Exercise instructions —
Quote the whole listing verbatim.

Data to use —

####

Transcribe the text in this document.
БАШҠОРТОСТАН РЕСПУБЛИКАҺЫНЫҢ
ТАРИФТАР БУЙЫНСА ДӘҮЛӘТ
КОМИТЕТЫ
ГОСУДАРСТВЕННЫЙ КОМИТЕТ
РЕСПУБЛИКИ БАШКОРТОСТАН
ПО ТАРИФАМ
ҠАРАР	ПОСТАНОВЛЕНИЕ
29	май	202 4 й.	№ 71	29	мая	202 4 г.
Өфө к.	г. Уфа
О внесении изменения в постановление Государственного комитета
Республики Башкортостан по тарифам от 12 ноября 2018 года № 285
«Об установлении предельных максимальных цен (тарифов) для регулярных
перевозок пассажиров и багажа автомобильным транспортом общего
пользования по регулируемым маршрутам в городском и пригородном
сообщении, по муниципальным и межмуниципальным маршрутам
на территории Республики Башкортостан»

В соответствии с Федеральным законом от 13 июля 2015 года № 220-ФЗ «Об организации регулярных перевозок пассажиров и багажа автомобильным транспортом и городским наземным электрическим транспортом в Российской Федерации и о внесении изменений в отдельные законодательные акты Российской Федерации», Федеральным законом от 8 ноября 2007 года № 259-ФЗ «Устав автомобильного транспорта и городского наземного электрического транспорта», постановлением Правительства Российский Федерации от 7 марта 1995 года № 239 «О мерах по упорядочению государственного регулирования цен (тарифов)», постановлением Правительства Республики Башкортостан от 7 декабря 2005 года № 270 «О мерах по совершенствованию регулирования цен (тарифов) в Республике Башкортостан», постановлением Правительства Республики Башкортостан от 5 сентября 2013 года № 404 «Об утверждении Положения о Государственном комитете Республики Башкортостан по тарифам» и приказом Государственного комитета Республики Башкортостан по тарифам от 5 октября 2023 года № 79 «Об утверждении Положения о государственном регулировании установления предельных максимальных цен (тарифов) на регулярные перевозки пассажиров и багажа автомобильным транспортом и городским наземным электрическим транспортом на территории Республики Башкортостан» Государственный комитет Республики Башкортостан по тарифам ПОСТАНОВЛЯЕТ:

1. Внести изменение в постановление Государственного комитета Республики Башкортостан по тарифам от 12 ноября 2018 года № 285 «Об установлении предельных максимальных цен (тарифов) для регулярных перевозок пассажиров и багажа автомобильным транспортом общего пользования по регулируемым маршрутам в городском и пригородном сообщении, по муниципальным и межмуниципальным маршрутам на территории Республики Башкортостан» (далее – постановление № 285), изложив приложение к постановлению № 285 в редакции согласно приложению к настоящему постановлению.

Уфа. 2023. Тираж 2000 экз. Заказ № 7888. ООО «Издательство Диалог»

####

Solution for this exercise —
Transcribe the text in this document.
БАШҠОРТОСТАН РЕСПУБЛИКАҺЫНЫҢ
ТАРИФТАР БУЙЫНСА ДӘҮЛӘТ
КОМИТЕТЫ
ГОСУДАРСТВЕННЫЙ КОМИТЕТ
РЕСПУБЛИКИ БАШКОРТОСТАН
ПО ТАРИФАМ
ҠАРАР	ПОСТАНОВЛЕНИЕ
29	май	202 4 й.	№ 71	29	мая	202 4 г.
Өфө к.	г. Уфа
О внесении изменения в постановление Государственного комитета
Республики Башкортостан по тарифам от 12 ноября 2018 года № 285
«Об установлении предельных максимальных цен (тарифов) для регулярных
перевозок пассажиров и багажа автомобильным транспортом общего
пользования по регулируемым маршрутам в городском и пригородном
сообщении, по муниципальным и межмуниципальным маршрутам
на территории Республики Башкортостан»

В соответствии с Федеральным законом от 13 июля 2015 года № 220-ФЗ «Об организации регулярных перевозок пассажиров и багажа автомобильным транспортом и городским наземным электрическим транспортом в Российской Федерации и о внесении изменений в отдельные законодательные акты Российской Федерации», Федеральным законом от 8 ноября 2007 года № 259-ФЗ «Устав автомобильного транспорта и городского наземного электрического транспорта», постановлением Правительства Российский Федерации от 7 марта 1995 года № 239 «О мерах по упорядочению государственного регулирования цен (тарифов)», постановлением Правительства Республики Башкортостан от 7 декабря 2005 года № 270 «О мерах по совершенствованию регулирования цен (тарифов) в Республике Башкортостан», постановлением Правительства Республики Башкортостан от 5 сентября 2013 года № 404 «Об утверждении Положения о Государственном комитете Республики Башкортостан по тарифам» и приказом Государственного комитета Республики Башкортостан по тарифам от 5 октября 2023 года № 79 «Об утверждении Положения о государственном регулировании установления предельных максимальных цен (тарифов) на регулярные перевозки пассажиров и багажа автомобильным транспортом и городским наземным электрическим транспортом на территории Республики Башкортостан» Государственный комитет Республики Башкортостан по тарифам ПОСТАНОВЛЯЕТ:

1. Внести изменение в постановление Государственного комитета Республики Башкортостан по тарифам от 12 ноября 2018 года № 285 «Об установлении предельных максимальных цен (тарифов) для регулярных перевозок пассажиров и багажа автомобильным транспортом общего пользования по регулируемым маршрутам в городском и пригородном сообщении, по муниципальным и межмуниципальным маршрутам на территории Республики Башкортостан» (далее – постановление № 285), изложив приложение к постановлению № 285 в редакции согласно приложению к настоящему постановлению.

Уфа. 2023. Тираж 2000 экз. Заказ № 7888. ООО «Издательство Диалог»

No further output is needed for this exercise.